* Task to carry out
Render the lines below, from the one containing "Decompose this screenshot" through the one containing "Text: F: F bbox=[111, 287, 117, 298]", as a Markdown table with a Row column for the row number and a Line column for the line's text. Omit blank lines and the pictures.

* Supplied information
☆ ☆ ☆
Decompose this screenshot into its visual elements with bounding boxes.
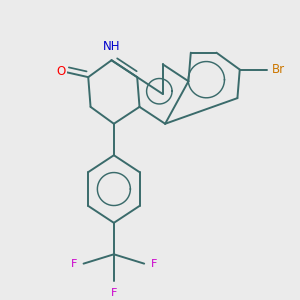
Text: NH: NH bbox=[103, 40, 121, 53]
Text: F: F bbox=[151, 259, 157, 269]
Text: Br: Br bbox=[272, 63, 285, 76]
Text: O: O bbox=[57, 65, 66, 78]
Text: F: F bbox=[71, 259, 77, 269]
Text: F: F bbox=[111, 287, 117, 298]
☆ ☆ ☆
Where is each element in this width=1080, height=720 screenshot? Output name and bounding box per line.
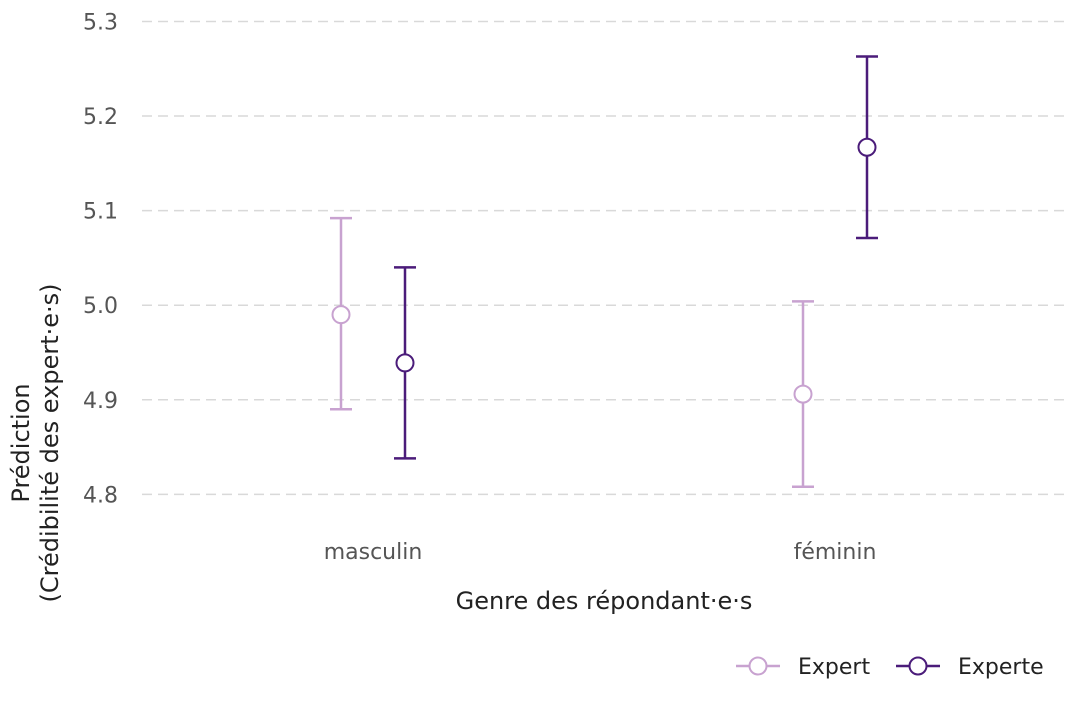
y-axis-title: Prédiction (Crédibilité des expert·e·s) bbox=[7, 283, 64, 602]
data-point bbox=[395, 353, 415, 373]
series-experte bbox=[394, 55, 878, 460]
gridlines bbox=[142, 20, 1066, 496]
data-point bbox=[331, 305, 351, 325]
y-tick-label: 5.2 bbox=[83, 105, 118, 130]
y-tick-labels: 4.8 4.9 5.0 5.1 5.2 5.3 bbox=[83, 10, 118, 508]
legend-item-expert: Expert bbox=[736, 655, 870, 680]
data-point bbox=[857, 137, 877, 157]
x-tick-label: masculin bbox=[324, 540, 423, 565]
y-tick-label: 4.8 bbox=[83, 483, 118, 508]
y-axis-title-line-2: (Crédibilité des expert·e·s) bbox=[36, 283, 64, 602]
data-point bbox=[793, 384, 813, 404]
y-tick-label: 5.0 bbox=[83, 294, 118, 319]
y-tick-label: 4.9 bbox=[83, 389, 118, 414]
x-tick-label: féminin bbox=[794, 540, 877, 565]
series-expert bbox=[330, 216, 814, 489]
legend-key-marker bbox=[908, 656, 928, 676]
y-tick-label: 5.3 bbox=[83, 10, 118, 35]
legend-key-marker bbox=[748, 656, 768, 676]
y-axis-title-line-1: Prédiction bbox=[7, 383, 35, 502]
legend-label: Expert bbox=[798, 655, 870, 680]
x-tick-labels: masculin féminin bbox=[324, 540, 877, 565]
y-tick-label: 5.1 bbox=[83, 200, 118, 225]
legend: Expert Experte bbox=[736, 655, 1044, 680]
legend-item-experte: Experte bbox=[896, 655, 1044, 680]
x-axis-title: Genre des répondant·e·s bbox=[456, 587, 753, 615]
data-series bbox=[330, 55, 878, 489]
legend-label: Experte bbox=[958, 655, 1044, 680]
☆ ☆ ☆
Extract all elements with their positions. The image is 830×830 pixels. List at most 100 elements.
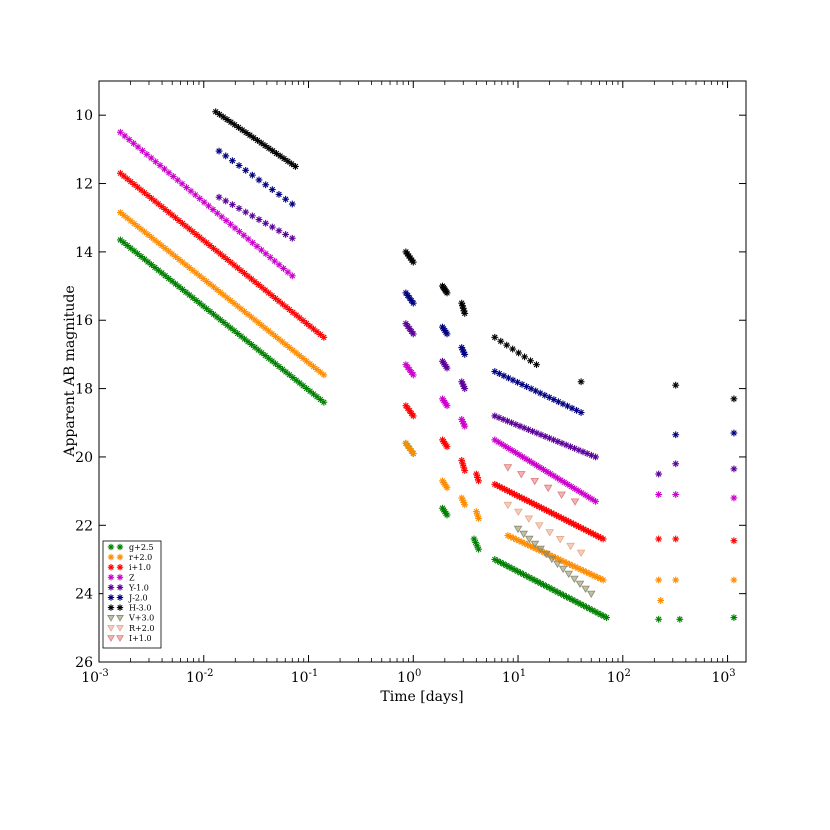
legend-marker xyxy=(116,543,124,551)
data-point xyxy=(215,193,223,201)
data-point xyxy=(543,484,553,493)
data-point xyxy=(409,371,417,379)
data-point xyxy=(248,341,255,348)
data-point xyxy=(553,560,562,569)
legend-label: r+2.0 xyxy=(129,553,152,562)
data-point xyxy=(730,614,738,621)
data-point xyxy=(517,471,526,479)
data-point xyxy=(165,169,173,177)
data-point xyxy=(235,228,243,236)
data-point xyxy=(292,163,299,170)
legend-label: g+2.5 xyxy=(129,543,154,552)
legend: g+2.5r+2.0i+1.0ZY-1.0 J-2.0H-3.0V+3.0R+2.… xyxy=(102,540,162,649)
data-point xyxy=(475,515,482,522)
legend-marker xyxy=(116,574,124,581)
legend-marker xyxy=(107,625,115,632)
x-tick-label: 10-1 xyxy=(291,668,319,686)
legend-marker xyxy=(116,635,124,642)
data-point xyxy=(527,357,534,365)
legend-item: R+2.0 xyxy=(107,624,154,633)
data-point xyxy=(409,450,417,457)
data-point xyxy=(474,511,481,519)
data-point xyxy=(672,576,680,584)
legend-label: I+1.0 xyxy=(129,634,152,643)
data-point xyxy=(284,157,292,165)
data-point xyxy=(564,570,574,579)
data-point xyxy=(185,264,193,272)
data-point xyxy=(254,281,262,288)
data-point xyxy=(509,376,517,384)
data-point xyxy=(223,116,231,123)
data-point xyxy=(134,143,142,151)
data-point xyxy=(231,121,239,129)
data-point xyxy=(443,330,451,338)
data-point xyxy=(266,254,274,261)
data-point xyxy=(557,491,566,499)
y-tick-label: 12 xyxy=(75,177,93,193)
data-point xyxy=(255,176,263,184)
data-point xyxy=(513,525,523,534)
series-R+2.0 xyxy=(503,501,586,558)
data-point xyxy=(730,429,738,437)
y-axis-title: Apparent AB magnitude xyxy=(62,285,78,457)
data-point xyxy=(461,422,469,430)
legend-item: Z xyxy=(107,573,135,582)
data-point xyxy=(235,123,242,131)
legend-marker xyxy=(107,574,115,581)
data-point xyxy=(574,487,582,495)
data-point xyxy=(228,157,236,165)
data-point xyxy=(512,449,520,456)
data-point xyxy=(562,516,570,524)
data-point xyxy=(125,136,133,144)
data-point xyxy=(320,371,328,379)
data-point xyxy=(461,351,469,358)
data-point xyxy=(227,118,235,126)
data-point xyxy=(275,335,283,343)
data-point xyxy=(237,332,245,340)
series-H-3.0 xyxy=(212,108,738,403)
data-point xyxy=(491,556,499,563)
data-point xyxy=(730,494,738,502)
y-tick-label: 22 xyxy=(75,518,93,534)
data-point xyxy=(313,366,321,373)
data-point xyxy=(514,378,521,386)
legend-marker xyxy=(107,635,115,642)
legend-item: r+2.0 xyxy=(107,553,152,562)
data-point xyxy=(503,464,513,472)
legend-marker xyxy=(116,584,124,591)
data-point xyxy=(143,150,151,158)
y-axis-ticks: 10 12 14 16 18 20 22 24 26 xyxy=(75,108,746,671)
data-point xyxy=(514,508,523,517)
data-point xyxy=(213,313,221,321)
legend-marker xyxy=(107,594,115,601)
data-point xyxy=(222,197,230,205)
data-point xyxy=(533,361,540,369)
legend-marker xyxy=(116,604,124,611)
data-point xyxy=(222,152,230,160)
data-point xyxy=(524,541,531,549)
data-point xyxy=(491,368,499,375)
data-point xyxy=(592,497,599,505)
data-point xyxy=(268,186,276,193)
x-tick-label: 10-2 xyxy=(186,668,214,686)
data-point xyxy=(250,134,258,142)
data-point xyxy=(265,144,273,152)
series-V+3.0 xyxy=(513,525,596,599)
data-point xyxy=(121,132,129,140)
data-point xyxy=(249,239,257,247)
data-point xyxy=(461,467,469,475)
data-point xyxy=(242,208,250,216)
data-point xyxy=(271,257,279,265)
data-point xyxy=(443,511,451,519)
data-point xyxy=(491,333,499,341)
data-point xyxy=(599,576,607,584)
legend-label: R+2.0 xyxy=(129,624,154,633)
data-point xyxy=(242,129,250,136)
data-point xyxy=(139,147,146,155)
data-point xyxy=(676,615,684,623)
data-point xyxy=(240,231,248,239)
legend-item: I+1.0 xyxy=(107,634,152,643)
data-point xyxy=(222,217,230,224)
☆ ☆ ☆
* Answer for the task
| Row | Line |
|---|---|
| 1 | Decompose this screenshot into its visual elements with bounding boxes. |
| 2 | Text: NH: NH bbox=[103, 40, 121, 53] |
| 3 | Text: F: F bbox=[151, 259, 157, 269] |
| 4 | Text: Br: Br bbox=[272, 63, 285, 76] |
| 5 | Text: O: O bbox=[57, 65, 66, 78] |
| 6 | Text: F: F bbox=[71, 259, 77, 269] |
| 7 | Text: F: F bbox=[111, 287, 117, 298] |